What the exercise asks |
Only the number is wanted: count the lines that include the word "this".

Supplied records |
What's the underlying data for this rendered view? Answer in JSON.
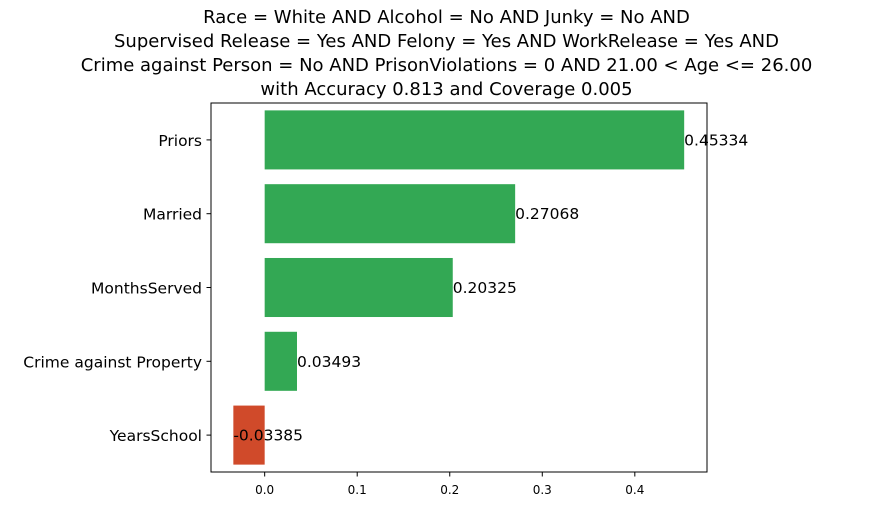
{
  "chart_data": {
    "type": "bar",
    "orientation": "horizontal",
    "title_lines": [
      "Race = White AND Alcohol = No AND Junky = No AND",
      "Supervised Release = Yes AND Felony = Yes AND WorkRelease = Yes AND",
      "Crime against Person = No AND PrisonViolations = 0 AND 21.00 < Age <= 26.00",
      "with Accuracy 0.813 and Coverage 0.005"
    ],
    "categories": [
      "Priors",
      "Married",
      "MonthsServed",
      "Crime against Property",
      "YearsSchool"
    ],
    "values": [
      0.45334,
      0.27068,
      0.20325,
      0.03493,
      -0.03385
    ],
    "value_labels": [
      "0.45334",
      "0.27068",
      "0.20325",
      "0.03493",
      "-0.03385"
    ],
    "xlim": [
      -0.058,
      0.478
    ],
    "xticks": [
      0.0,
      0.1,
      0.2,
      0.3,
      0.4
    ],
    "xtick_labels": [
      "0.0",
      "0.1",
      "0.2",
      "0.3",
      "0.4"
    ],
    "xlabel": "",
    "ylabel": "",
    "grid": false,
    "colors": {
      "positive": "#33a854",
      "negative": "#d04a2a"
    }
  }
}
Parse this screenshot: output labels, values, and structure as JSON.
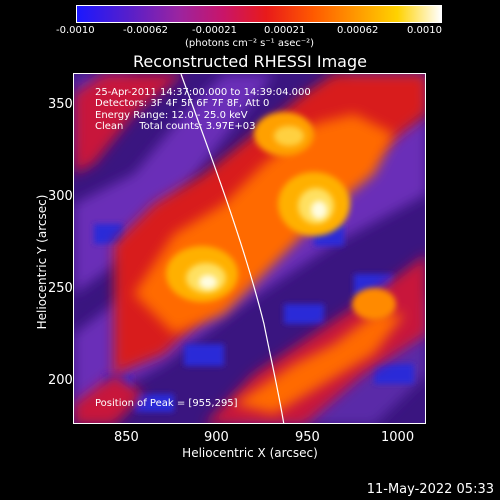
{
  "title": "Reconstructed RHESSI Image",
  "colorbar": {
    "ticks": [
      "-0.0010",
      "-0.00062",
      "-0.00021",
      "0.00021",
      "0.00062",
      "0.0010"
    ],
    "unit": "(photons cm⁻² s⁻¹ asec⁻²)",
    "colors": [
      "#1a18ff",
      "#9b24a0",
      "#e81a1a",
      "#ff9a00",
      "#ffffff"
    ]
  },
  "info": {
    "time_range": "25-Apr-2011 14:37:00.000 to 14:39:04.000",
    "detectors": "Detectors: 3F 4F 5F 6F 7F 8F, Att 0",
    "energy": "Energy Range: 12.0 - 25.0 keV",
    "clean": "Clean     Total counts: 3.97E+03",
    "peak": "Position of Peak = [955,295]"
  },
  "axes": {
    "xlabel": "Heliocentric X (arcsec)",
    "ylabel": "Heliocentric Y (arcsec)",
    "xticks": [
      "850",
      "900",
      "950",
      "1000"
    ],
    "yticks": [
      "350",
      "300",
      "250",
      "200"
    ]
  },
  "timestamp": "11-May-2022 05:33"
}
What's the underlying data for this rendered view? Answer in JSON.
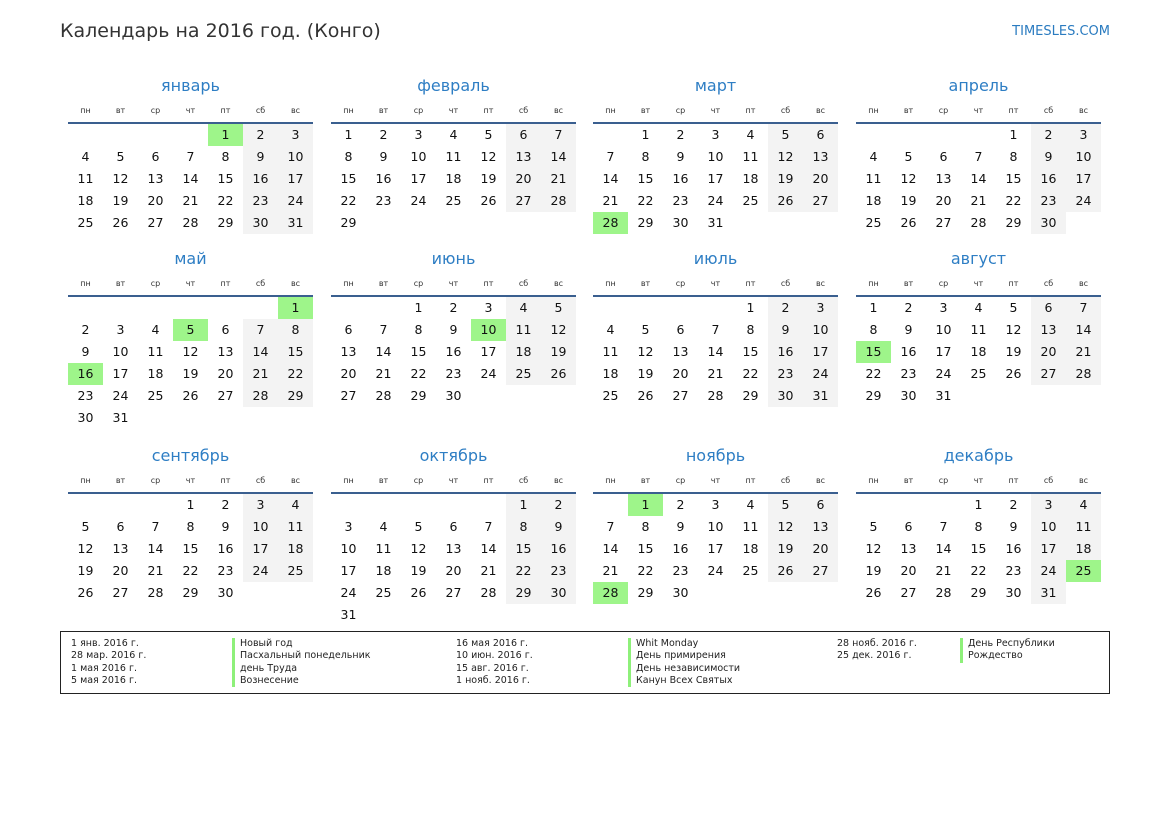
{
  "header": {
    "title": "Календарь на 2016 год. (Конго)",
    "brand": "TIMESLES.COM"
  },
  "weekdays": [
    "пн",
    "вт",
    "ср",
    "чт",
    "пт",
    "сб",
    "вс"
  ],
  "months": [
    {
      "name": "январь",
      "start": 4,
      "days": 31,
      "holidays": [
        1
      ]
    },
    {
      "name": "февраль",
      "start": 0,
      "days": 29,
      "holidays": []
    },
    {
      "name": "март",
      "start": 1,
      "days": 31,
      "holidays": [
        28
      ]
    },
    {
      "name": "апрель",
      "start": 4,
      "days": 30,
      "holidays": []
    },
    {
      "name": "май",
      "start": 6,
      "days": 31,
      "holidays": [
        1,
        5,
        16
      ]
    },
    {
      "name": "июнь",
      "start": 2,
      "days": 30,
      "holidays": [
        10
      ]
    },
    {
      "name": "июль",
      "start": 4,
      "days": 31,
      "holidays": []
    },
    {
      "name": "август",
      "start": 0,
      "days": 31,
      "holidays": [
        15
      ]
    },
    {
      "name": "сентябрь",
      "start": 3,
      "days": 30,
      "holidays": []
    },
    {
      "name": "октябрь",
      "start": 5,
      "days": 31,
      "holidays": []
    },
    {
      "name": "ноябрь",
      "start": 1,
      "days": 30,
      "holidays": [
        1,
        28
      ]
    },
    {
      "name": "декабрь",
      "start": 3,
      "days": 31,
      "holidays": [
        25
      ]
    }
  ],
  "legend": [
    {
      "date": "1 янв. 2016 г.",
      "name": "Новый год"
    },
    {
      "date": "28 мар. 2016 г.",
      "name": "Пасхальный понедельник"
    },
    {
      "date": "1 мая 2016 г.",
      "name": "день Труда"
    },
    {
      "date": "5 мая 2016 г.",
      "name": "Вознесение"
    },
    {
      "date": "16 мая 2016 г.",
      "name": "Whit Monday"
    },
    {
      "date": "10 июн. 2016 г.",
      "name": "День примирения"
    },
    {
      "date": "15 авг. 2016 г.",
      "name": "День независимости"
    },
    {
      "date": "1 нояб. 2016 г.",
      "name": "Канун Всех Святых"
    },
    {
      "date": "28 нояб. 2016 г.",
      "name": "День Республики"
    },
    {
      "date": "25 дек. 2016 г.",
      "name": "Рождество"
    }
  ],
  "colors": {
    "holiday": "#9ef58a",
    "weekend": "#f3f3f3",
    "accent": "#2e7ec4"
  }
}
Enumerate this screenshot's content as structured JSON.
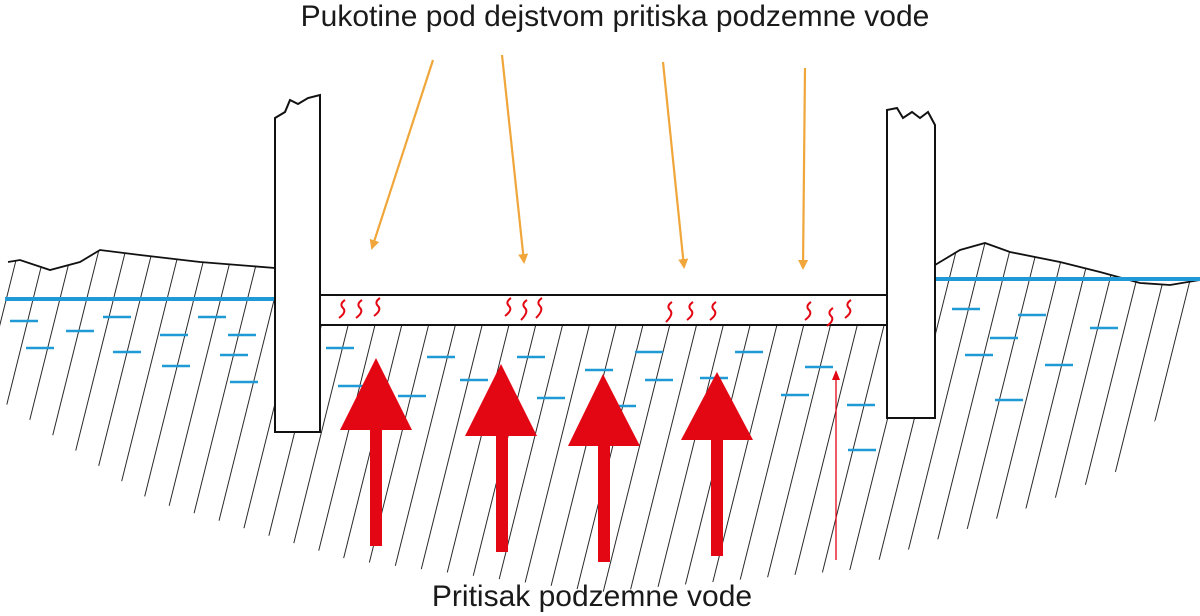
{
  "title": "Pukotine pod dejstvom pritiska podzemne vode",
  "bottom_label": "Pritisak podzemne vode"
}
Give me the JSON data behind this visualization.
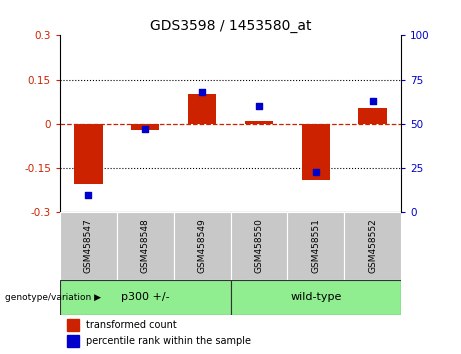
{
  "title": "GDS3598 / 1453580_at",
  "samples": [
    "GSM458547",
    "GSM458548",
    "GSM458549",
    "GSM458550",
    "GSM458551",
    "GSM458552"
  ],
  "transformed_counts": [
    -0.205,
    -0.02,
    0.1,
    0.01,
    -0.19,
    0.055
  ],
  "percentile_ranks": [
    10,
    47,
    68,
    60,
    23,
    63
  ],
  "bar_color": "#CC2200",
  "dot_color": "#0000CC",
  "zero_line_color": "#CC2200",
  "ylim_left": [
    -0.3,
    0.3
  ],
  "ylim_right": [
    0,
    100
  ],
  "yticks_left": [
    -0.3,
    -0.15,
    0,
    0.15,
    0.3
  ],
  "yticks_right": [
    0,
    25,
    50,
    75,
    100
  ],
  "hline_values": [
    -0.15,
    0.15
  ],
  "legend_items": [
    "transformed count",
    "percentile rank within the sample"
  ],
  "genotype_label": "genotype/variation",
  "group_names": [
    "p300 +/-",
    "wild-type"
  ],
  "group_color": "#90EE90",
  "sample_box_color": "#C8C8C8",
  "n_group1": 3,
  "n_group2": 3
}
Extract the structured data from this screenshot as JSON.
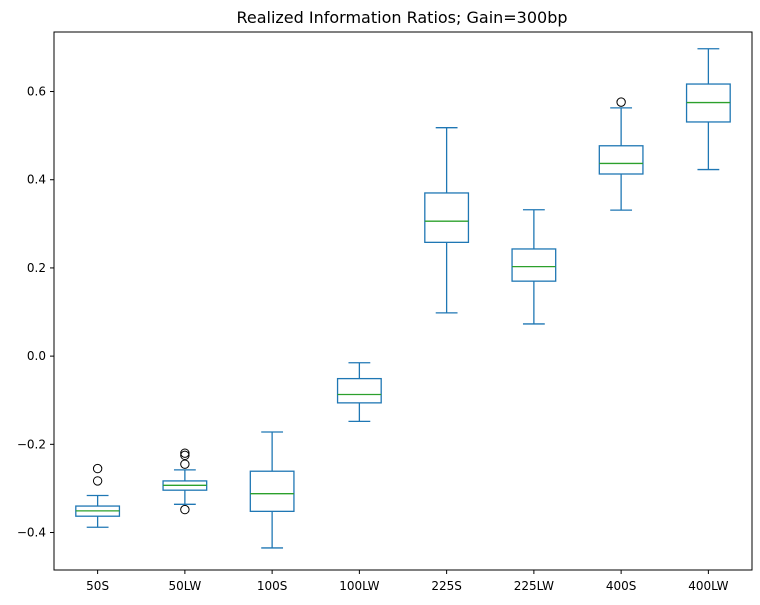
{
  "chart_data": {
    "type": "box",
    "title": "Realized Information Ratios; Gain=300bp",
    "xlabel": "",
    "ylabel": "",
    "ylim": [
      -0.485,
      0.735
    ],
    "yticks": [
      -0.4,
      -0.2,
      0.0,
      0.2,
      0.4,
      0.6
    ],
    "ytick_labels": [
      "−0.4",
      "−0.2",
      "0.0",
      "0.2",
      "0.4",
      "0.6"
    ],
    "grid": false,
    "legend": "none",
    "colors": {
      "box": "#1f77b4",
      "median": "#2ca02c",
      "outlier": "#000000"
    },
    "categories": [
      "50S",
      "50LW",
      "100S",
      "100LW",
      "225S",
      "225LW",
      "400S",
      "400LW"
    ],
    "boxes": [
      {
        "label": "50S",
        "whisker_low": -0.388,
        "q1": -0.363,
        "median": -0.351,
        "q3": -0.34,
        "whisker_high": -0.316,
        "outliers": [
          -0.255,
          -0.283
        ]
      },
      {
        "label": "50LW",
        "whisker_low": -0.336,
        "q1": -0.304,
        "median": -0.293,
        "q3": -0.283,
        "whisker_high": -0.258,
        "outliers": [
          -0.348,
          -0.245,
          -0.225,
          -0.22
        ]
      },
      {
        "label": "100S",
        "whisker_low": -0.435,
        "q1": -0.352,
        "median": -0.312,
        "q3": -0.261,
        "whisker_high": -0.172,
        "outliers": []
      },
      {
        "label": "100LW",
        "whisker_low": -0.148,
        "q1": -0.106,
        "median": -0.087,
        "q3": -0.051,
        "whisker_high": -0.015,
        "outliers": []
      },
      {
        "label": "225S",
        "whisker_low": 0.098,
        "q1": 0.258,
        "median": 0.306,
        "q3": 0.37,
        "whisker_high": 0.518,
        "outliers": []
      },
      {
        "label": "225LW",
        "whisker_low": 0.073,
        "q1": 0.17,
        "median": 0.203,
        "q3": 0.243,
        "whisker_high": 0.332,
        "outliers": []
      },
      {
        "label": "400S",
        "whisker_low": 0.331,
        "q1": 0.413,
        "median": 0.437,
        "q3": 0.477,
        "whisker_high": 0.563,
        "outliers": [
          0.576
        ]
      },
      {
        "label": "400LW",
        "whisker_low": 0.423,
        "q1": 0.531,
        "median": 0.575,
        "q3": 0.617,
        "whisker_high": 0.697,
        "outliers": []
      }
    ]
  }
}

Expected output |
6